:: AIM ::
Write out the whole listing exactly as it stands.

Data excerpts
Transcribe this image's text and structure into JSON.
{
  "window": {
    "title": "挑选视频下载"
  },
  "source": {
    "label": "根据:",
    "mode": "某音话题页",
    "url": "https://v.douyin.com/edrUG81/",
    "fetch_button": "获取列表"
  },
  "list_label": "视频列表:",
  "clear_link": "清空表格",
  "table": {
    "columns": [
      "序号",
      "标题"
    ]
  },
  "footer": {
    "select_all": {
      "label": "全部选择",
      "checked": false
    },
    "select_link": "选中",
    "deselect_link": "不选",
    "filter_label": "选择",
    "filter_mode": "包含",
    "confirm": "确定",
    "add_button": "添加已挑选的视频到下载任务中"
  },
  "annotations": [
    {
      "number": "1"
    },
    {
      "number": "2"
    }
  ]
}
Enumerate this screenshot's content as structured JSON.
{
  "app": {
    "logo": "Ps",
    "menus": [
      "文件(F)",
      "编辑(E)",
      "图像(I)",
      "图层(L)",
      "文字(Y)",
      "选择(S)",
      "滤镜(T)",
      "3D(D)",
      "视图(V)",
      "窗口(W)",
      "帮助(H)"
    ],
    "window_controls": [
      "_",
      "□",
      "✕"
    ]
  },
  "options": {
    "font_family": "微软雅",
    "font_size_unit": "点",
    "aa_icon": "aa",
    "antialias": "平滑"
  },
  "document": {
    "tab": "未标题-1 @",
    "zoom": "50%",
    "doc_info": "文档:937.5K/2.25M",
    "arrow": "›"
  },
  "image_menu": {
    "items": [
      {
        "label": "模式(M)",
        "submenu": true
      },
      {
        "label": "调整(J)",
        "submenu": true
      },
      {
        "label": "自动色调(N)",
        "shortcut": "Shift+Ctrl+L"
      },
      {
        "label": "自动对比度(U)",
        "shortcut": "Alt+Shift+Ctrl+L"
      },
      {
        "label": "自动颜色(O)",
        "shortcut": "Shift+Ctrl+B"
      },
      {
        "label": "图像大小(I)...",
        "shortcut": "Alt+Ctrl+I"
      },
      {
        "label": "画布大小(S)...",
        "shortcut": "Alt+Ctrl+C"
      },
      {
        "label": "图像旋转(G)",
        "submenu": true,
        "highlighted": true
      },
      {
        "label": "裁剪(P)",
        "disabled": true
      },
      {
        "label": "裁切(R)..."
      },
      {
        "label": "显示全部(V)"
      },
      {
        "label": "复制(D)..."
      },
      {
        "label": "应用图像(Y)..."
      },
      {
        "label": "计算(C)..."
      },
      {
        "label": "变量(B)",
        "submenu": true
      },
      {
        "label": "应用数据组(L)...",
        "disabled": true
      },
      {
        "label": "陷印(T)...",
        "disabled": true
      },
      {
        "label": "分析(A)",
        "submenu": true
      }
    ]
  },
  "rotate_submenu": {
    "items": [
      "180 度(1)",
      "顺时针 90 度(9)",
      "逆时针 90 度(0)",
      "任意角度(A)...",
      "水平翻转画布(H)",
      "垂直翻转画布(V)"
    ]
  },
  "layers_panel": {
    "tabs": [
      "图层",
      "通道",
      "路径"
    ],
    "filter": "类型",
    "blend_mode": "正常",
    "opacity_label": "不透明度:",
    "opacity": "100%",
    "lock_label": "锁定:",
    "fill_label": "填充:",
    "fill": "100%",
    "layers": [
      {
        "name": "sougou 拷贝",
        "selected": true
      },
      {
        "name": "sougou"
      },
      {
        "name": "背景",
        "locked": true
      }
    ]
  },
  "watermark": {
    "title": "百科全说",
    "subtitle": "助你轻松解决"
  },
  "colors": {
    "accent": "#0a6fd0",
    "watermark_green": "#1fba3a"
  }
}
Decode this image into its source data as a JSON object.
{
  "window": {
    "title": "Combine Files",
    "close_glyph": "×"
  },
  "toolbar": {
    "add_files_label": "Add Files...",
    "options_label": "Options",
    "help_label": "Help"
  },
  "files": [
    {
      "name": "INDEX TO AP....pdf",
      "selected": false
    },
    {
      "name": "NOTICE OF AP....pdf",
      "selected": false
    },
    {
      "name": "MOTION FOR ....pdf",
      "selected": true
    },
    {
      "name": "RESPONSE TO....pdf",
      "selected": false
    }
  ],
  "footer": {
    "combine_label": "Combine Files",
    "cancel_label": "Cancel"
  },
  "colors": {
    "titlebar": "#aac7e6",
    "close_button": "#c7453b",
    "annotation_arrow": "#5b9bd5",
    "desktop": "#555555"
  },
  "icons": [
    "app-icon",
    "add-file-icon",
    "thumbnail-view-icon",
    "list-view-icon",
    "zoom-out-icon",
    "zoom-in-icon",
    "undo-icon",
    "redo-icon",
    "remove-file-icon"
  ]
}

:: TASK OUTPUT ::
Transcribe this image's text and structure into JSON.
{
  "window": {
    "title": "挑选视频下载"
  },
  "source": {
    "label": "根据:",
    "mode": "某音话题页",
    "url": "https://v.douyin.com/edrUG81/",
    "fetch_button": "获取列表"
  },
  "list_label": "视频列表:",
  "clear_link": "清空表格",
  "table": {
    "columns": [
      "序号",
      "标题"
    ]
  },
  "footer": {
    "select_all": {
      "label": "全部选择",
      "checked": false
    },
    "select_link": "选中",
    "deselect_link": "不选",
    "filter_label": "选择",
    "filter_mode": "包含",
    "confirm": "确定",
    "add_button": "添加已挑选的视频到下载任务中"
  },
  "annotations": [
    {
      "number": "1"
    },
    {
      "number": "2"
    }
  ]
}
Enumerate this screenshot's content as structured JSON.
{
  "app": {
    "logo": "Ps",
    "menus": [
      "文件(F)",
      "编辑(E)",
      "图像(I)",
      "图层(L)",
      "文字(Y)",
      "选择(S)",
      "滤镜(T)",
      "3D(D)",
      "视图(V)",
      "窗口(W)",
      "帮助(H)"
    ],
    "window_controls": [
      "_",
      "□",
      "✕"
    ]
  },
  "options": {
    "font_family": "微软雅",
    "font_size_unit": "点",
    "aa_icon": "aa",
    "antialias": "平滑"
  },
  "document": {
    "tab": "未标题-1 @",
    "zoom": "50%",
    "doc_info": "文档:937.5K/2.25M",
    "arrow": "›"
  },
  "image_menu": {
    "items": [
      {
        "label": "模式(M)",
        "submenu": true
      },
      {
        "label": "调整(J)",
        "submenu": true
      },
      {
        "label": "自动色调(N)",
        "shortcut": "Shift+Ctrl+L"
      },
      {
        "label": "自动对比度(U)",
        "shortcut": "Alt+Shift+Ctrl+L"
      },
      {
        "label": "自动颜色(O)",
        "shortcut": "Shift+Ctrl+B"
      },
      {
        "label": "图像大小(I)...",
        "shortcut": "Alt+Ctrl+I"
      },
      {
        "label": "画布大小(S)...",
        "shortcut": "Alt+Ctrl+C"
      },
      {
        "label": "图像旋转(G)",
        "submenu": true,
        "highlighted": true
      },
      {
        "label": "裁剪(P)",
        "disabled": true
      },
      {
        "label": "裁切(R)..."
      },
      {
        "label": "显示全部(V)"
      },
      {
        "label": "复制(D)..."
      },
      {
        "label": "应用图像(Y)..."
      },
      {
        "label": "计算(C)..."
      },
      {
        "label": "变量(B)",
        "submenu": true
      },
      {
        "label": "应用数据组(L)...",
        "disabled": true
      },
      {
        "label": "陷印(T)...",
        "disabled": true
      },
      {
        "label": "分析(A)",
        "submenu": true
      }
    ]
  },
  "rotate_submenu": {
    "items": [
      "180 度(1)",
      "顺时针 90 度(9)",
      "逆时针 90 度(0)",
      "任意角度(A)...",
      "水平翻转画布(H)",
      "垂直翻转画布(V)"
    ]
  },
  "layers_panel": {
    "tabs": [
      "图层",
      "通道",
      "路径"
    ],
    "filter": "类型",
    "blend_mode": "正常",
    "opacity_label": "不透明度:",
    "opacity": "100%",
    "lock_label": "锁定:",
    "fill_label": "填充:",
    "fill": "100%",
    "layers": [
      {
        "name": "sougou 拷贝",
        "selected": true
      },
      {
        "name": "sougou"
      },
      {
        "name": "背景",
        "locked": true
      }
    ]
  },
  "watermark": {
    "title": "百科全说",
    "subtitle": "助你轻松解决"
  },
  "colors": {
    "accent": "#0a6fd0",
    "watermark_green": "#1fba3a"
  }
}
Decode this image into its source data as a JSON object.
{
  "window": {
    "title": "Combine Files",
    "close_glyph": "×"
  },
  "toolbar": {
    "add_files_label": "Add Files...",
    "options_label": "Options",
    "help_label": "Help"
  },
  "files": [
    {
      "name": "INDEX TO AP....pdf",
      "selected": false
    },
    {
      "name": "NOTICE OF AP....pdf",
      "selected": false
    },
    {
      "name": "MOTION FOR ....pdf",
      "selected": true
    },
    {
      "name": "RESPONSE TO....pdf",
      "selected": false
    }
  ],
  "footer": {
    "combine_label": "Combine Files",
    "cancel_label": "Cancel"
  },
  "colors": {
    "titlebar": "#aac7e6",
    "close_button": "#c7453b",
    "annotation_arrow": "#5b9bd5",
    "desktop": "#555555"
  },
  "icons": [
    "app-icon",
    "add-file-icon",
    "thumbnail-view-icon",
    "list-view-icon",
    "zoom-out-icon",
    "zoom-in-icon",
    "undo-icon",
    "redo-icon",
    "remove-file-icon"
  ]
}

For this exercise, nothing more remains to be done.